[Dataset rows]
________

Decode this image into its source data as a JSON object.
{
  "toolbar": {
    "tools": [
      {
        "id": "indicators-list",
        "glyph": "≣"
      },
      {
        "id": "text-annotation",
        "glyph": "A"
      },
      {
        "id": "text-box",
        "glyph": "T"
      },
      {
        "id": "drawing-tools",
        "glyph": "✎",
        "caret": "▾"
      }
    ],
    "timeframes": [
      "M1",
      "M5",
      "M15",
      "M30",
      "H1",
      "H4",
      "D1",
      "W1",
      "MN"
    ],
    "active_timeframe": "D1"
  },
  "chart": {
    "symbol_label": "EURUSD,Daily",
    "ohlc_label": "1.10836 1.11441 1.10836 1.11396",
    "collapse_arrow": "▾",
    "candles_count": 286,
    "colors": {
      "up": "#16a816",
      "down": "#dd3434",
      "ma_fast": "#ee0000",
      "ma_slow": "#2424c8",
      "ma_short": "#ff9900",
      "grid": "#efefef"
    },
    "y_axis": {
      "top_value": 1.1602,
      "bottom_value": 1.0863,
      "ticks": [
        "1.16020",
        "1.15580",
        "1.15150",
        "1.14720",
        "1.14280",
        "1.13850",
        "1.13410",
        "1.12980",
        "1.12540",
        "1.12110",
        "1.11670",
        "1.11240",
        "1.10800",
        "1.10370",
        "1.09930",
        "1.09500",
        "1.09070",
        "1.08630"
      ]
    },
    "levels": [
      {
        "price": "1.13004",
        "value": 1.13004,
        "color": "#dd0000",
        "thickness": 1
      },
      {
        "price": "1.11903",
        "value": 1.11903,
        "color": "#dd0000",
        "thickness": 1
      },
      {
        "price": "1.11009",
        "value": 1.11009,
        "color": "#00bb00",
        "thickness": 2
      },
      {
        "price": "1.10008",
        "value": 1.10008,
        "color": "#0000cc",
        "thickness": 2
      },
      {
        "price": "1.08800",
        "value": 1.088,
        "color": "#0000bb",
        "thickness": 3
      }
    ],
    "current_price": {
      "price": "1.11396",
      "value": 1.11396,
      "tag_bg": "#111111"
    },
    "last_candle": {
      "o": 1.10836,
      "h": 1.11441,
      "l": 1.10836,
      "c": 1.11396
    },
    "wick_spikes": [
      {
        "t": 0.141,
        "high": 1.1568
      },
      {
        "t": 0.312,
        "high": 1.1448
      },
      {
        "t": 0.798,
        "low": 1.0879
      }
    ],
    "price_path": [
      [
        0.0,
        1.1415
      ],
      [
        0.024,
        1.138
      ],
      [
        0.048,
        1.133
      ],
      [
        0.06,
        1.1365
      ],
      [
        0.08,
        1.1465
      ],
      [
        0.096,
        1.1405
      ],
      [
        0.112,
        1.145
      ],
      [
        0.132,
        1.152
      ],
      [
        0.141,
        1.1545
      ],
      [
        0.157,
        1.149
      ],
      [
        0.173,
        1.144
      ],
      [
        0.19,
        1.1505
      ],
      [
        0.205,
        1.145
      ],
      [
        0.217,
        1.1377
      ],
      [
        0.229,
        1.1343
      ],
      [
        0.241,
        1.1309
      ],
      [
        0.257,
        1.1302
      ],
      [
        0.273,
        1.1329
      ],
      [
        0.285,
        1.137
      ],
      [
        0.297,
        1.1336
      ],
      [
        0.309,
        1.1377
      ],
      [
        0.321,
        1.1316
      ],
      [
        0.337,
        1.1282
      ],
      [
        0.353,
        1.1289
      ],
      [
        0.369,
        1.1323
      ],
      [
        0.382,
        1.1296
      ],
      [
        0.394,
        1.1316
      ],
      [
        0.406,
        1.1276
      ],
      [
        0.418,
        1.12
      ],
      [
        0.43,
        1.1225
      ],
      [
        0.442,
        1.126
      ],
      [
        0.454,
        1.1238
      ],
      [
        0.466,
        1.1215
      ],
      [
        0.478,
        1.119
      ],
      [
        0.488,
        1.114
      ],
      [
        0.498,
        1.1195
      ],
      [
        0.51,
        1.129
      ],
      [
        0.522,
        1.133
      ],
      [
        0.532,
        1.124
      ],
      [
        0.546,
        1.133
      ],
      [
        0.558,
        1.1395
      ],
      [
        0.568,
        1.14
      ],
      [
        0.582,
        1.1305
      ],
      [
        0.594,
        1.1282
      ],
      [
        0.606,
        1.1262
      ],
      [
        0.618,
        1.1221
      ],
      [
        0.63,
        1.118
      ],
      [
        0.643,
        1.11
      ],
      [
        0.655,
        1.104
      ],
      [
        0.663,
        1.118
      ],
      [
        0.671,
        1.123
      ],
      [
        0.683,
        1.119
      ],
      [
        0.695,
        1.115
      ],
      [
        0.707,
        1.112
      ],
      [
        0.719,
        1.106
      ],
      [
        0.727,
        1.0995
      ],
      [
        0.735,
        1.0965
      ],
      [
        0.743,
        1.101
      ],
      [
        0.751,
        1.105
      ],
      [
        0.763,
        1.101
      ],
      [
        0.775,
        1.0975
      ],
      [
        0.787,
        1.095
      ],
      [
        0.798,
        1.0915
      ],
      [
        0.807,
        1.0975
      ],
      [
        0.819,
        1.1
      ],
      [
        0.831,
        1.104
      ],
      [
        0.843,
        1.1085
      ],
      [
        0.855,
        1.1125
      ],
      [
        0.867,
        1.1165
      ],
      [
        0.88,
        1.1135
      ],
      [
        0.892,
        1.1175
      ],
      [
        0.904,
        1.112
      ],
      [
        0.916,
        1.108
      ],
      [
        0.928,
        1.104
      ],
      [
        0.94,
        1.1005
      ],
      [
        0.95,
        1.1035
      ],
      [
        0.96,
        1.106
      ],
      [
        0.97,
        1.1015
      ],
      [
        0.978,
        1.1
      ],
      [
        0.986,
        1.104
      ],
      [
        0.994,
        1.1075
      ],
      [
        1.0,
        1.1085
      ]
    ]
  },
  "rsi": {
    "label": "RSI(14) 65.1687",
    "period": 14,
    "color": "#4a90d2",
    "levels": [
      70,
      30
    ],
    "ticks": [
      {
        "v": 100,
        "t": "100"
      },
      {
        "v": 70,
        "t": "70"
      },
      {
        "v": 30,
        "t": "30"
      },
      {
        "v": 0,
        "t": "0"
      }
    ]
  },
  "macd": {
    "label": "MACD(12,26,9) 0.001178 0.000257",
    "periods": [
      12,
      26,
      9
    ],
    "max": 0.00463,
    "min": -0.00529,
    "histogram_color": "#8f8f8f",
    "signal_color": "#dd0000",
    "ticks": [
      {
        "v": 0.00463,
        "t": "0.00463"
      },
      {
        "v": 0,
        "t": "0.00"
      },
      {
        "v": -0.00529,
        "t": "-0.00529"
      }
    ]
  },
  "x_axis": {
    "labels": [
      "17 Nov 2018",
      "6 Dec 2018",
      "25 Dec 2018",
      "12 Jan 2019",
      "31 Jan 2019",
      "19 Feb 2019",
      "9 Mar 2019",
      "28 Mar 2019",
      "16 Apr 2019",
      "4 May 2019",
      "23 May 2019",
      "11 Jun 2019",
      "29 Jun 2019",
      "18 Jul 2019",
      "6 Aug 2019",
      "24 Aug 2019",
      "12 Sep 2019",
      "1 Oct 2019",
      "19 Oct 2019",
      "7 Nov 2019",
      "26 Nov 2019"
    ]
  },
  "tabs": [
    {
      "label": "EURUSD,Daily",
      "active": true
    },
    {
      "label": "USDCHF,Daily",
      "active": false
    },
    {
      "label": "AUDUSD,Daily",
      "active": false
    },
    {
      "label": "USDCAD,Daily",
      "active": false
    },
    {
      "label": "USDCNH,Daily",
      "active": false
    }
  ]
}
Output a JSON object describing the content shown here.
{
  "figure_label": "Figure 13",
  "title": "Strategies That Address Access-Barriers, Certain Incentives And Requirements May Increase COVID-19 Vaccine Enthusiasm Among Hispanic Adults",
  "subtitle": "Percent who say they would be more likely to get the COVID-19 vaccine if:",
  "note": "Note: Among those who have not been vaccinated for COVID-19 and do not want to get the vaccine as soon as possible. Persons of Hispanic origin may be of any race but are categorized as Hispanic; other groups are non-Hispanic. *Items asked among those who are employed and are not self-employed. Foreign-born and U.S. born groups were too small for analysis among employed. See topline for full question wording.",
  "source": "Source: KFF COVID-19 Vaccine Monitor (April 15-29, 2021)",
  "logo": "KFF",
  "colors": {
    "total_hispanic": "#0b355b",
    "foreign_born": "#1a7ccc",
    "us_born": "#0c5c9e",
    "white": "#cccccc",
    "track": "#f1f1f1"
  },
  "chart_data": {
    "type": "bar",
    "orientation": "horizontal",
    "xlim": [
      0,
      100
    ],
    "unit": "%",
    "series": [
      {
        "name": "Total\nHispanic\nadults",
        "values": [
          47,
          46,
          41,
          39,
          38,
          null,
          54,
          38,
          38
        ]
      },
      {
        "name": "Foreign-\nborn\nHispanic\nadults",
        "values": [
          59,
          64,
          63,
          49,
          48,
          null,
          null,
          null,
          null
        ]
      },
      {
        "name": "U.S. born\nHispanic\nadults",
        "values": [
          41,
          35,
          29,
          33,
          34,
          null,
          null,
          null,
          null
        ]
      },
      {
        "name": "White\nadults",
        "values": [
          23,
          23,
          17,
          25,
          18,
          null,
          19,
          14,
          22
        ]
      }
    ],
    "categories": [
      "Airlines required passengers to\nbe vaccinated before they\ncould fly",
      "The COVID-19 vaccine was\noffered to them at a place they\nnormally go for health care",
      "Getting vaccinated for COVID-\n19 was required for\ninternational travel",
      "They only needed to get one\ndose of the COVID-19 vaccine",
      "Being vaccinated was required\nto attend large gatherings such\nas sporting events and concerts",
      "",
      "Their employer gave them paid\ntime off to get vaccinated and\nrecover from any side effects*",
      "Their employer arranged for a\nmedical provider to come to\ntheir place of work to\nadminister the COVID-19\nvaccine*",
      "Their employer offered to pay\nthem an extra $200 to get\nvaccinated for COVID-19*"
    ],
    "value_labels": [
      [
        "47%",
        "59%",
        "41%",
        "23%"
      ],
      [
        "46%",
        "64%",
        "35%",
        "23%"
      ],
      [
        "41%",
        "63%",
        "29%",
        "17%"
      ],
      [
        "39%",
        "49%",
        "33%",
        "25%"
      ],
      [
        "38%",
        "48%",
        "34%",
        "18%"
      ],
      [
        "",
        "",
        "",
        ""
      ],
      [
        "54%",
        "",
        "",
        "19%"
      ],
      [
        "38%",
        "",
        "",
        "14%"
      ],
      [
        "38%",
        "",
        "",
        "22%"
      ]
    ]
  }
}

________

● Set exercise
Copy all lines of the listing above that contain the string "source".

● Answer for this exercise
Decode this image into its source data as a JSON object.
  "source": "Source: KFF COVID-19 Vaccine Monitor (April 15-29, 2021)",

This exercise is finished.